(Given task)
Retype all of the data. Every line must match exactly.

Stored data
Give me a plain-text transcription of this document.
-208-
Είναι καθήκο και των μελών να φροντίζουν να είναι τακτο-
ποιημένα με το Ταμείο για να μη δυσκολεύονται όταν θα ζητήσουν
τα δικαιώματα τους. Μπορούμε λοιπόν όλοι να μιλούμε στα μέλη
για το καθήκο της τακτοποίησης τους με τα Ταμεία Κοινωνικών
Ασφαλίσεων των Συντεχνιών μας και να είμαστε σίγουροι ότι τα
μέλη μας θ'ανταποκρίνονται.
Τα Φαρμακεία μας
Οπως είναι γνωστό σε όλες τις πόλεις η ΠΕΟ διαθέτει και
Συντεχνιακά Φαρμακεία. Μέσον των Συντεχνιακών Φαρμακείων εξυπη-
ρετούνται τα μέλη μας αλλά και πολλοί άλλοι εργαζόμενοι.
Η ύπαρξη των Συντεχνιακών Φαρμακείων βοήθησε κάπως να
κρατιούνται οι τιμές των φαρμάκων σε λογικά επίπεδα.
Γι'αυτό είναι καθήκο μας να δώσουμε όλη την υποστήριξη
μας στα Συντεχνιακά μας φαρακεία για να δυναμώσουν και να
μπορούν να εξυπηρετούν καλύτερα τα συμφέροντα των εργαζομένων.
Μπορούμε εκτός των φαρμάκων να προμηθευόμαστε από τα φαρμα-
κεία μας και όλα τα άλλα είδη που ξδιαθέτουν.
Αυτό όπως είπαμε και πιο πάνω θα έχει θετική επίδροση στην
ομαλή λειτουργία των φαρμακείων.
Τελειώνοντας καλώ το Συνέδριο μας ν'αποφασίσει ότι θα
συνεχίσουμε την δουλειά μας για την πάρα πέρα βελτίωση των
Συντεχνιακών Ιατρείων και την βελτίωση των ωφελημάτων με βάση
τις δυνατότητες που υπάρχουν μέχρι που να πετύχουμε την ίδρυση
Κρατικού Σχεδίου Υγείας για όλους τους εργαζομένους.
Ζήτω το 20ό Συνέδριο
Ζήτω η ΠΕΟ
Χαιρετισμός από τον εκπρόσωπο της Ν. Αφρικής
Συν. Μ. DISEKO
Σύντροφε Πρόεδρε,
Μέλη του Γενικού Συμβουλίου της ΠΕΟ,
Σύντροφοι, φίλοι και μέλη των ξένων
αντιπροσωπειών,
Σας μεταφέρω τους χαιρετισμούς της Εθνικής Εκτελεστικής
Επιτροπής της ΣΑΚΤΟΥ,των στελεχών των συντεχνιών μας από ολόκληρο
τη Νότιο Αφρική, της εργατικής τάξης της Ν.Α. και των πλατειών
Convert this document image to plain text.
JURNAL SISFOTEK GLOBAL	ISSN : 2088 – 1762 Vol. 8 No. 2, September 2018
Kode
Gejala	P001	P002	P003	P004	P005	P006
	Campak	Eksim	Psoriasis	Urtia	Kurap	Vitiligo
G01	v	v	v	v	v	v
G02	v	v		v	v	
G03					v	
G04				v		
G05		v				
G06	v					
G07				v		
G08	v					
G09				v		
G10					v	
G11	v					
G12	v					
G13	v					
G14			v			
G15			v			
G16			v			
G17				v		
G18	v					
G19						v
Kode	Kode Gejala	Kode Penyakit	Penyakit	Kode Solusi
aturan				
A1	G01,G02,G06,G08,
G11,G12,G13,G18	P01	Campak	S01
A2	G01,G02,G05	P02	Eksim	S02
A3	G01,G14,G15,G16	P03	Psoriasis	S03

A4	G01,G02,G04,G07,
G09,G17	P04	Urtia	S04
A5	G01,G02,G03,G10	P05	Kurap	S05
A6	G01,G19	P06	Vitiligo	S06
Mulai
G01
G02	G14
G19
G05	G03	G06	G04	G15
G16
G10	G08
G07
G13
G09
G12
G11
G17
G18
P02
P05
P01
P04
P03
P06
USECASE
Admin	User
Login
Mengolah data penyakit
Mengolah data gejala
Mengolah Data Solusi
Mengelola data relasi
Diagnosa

(The solution)
Give me a plain-text transcription of this document.
-208-
Είναι καθήκο και των μελών να φροντίζουν να είναι τακτο-
ποιημένα με το Ταμείο για να μη δυσκολεύονται όταν θα ζητήσουν
τα δικαιώματα τους. Μπορούμε λοιπόν όλοι να μιλούμε στα μέλη
για το καθήκο της τακτοποίησης τους με τα Ταμεία Κοινωνικών
Ασφαλίσεων των Συντεχνιών μας και να είμαστε σίγουροι ότι τα
μέλη μας θ'ανταποκρίνονται.
Τα Φαρμακεία μας
Οπως είναι γνωστό σε όλες τις πόλεις η ΠΕΟ διαθέτει και
Συντεχνιακά Φαρμακεία. Μέσον των Συντεχνιακών Φαρμακείων εξυπη-
ρετούνται τα μέλη μας αλλά και πολλοί άλλοι εργαζόμενοι.
Η ύπαρξη των Συντεχνιακών Φαρμακείων βοήθησε κάπως να
κρατιούνται οι τιμές των φαρμάκων σε λογικά επίπεδα.
Γι'αυτό είναι καθήκο μας να δώσουμε όλη την υποστήριξη
μας στα Συντεχνιακά μας φαρακεία για να δυναμώσουν και να
μπορούν να εξυπηρετούν καλύτερα τα συμφέροντα των εργαζομένων.
Μπορούμε εκτός των φαρμάκων να προμηθευόμαστε από τα φαρμα-
κεία μας και όλα τα άλλα είδη που ξδιαθέτουν.
Αυτό όπως είπαμε και πιο πάνω θα έχει θετική επίδροση στην
ομαλή λειτουργία των φαρμακείων.
Τελειώνοντας καλώ το Συνέδριο μας ν'αποφασίσει ότι θα
συνεχίσουμε την δουλειά μας για την πάρα πέρα βελτίωση των
Συντεχνιακών Ιατρείων και την βελτίωση των ωφελημάτων με βάση
τις δυνατότητες που υπάρχουν μέχρι που να πετύχουμε την ίδρυση
Κρατικού Σχεδίου Υγείας για όλους τους εργαζομένους.
Ζήτω το 20ό Συνέδριο
Ζήτω η ΠΕΟ
Χαιρετισμός από τον εκπρόσωπο της Ν. Αφρικής
Συν. Μ. DISEKO
Σύντροφε Πρόεδρε,
Μέλη του Γενικού Συμβουλίου της ΠΕΟ,
Σύντροφοι, φίλοι και μέλη των ξένων
αντιπροσωπειών,
Σας μεταφέρω τους χαιρετισμούς της Εθνικής Εκτελεστικής
Επιτροπής της ΣΑΚΤΟΥ,των στελεχών των συντεχνιών μας από ολόκληρο
τη Νότιο Αφρική, της εργατικής τάξης της Ν.Α. και των πλατειών
Convert this document image to plain text.
JURNAL SISFOTEK GLOBAL	ISSN : 2088 – 1762 Vol. 8 No. 2, September 2018
Kode
Gejala	P001	P002	P003	P004	P005	P006
	Campak	Eksim	Psoriasis	Urtia	Kurap	Vitiligo
G01	v	v	v	v	v	v
G02	v	v		v	v	
G03					v	
G04				v		
G05		v				
G06	v					
G07				v		
G08	v					
G09				v		
G10					v	
G11	v					
G12	v					
G13	v					
G14			v			
G15			v			
G16			v			
G17				v		
G18	v					
G19						v
Kode	Kode Gejala	Kode Penyakit	Penyakit	Kode Solusi
aturan				
A1	G01,G02,G06,G08,
G11,G12,G13,G18	P01	Campak	S01
A2	G01,G02,G05	P02	Eksim	S02
A3	G01,G14,G15,G16	P03	Psoriasis	S03

A4	G01,G02,G04,G07,
G09,G17	P04	Urtia	S04
A5	G01,G02,G03,G10	P05	Kurap	S05
A6	G01,G19	P06	Vitiligo	S06
Mulai
G01
G02	G14
G19
G05	G03	G06	G04	G15
G16
G10	G08
G07
G13
G09
G12
G11
G17
G18
P02
P05
P01
P04
P03
P06
USECASE
Admin	User
Login
Mengolah data penyakit
Mengolah data gejala
Mengolah Data Solusi
Mengelola data relasi
Diagnosa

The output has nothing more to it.